**Instructions to follow**
Go through the listing and return every line with "Федеральным" in it.

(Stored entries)
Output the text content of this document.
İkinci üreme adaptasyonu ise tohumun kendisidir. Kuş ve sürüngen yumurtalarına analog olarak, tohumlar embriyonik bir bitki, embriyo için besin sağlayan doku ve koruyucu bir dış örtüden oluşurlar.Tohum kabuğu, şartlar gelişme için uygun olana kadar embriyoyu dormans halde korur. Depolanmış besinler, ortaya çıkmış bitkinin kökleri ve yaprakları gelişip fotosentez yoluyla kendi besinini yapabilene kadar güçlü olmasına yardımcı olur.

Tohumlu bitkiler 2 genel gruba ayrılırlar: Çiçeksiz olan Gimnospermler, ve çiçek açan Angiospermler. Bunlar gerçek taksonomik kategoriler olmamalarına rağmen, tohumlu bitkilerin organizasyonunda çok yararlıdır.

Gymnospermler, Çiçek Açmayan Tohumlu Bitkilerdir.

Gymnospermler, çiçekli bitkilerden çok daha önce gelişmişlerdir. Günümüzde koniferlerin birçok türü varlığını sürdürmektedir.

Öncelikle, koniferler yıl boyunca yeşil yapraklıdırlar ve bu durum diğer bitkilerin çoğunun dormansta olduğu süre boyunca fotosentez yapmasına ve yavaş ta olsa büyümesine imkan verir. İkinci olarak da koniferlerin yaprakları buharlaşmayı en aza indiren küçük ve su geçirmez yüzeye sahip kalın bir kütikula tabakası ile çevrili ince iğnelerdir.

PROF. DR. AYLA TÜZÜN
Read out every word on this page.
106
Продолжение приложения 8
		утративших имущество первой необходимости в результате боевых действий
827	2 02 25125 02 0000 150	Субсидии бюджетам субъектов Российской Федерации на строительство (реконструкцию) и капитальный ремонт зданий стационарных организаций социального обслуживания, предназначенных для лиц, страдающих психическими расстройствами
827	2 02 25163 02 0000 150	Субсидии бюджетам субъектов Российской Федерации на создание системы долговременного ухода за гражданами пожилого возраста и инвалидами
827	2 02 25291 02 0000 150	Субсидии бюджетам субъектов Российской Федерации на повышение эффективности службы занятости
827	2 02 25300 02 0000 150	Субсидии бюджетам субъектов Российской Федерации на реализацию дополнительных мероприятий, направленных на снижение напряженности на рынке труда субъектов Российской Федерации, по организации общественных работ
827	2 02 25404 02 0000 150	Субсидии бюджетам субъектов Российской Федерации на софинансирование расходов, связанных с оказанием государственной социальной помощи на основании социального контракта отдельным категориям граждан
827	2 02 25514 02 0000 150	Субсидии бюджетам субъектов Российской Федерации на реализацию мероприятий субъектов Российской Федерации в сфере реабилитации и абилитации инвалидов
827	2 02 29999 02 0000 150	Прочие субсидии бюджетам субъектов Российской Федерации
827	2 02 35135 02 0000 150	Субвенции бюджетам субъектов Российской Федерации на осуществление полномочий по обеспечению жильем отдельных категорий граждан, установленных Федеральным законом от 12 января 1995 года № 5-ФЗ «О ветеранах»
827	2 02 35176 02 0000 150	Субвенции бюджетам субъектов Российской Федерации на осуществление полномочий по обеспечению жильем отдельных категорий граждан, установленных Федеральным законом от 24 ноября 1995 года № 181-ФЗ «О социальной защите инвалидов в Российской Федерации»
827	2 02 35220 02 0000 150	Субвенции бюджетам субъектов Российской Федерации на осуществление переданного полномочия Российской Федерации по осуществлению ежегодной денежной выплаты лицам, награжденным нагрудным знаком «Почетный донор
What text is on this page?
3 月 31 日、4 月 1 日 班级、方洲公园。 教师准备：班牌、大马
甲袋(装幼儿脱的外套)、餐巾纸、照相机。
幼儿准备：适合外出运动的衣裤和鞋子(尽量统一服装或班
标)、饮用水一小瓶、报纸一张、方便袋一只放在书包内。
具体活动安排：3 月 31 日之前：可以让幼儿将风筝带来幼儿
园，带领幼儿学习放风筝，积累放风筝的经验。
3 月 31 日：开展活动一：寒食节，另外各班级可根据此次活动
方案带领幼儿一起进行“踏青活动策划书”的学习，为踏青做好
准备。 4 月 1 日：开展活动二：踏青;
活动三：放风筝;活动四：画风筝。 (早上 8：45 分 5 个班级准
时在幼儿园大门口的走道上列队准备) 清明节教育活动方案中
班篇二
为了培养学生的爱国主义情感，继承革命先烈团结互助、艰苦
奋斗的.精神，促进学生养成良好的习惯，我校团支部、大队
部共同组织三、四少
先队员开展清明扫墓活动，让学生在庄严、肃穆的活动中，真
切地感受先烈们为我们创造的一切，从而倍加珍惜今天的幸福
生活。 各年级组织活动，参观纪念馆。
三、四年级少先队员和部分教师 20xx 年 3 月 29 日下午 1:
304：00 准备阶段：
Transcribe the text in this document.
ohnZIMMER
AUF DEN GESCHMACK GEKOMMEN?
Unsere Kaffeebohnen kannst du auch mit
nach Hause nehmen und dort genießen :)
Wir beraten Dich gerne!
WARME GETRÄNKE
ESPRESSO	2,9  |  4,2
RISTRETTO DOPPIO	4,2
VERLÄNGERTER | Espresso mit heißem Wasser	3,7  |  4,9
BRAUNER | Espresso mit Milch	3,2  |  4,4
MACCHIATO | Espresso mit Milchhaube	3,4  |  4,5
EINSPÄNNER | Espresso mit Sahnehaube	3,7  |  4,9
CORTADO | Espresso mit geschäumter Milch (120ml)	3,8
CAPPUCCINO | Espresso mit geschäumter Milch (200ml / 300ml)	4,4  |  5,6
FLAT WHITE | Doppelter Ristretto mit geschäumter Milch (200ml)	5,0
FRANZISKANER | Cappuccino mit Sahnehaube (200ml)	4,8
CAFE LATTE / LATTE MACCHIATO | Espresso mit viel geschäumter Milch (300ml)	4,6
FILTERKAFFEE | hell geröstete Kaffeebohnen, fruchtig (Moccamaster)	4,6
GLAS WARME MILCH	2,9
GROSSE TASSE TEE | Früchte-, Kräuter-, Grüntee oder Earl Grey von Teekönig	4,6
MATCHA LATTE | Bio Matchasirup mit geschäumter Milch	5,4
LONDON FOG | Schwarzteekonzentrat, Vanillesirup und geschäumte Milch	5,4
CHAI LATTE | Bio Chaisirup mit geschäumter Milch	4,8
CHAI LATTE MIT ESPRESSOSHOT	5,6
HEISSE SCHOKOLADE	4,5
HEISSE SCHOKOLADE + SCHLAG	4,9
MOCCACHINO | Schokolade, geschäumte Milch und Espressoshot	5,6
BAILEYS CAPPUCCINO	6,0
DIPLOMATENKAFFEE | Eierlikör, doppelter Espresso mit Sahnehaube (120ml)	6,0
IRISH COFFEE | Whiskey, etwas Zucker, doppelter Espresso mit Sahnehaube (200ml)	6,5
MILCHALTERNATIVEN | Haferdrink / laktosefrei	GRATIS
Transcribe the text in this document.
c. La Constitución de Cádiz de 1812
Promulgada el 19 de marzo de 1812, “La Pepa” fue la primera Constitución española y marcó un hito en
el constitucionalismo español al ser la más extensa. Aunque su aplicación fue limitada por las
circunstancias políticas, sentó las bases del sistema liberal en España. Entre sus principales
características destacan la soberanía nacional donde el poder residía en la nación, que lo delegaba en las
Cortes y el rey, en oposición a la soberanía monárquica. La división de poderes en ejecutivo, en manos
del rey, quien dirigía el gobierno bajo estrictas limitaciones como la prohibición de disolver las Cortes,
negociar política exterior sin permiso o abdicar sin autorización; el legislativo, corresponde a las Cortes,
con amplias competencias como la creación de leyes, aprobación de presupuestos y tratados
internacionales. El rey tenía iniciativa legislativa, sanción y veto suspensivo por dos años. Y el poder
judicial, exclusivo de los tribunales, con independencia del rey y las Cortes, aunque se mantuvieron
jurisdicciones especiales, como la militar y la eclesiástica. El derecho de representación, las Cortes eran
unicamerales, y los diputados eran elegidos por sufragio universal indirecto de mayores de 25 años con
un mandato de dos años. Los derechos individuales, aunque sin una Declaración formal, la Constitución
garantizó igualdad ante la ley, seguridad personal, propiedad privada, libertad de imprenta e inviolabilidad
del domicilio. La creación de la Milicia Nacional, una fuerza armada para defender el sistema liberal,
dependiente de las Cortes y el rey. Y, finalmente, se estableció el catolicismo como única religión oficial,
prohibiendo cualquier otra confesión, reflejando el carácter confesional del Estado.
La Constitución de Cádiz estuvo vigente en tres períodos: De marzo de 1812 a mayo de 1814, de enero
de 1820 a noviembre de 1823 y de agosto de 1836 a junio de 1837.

**Result of this task**
827	2 02 35135 02 0000 150	Субвенции бюджетам субъектов Российской Федерации на осуществление полномочий по обеспечению жильем отдельных категорий граждан, установленных Федеральным законом от 12 января 1995 года № 5-ФЗ «О ветеранах»
827	2 02 35176 02 0000 150	Субвенции бюджетам субъектов Российской Федерации на осуществление полномочий по обеспечению жильем отдельных категорий граждан, установленных Федеральным законом от 24 ноября 1995 года № 181-ФЗ «О социальной защите инвалидов в Российской Федерации»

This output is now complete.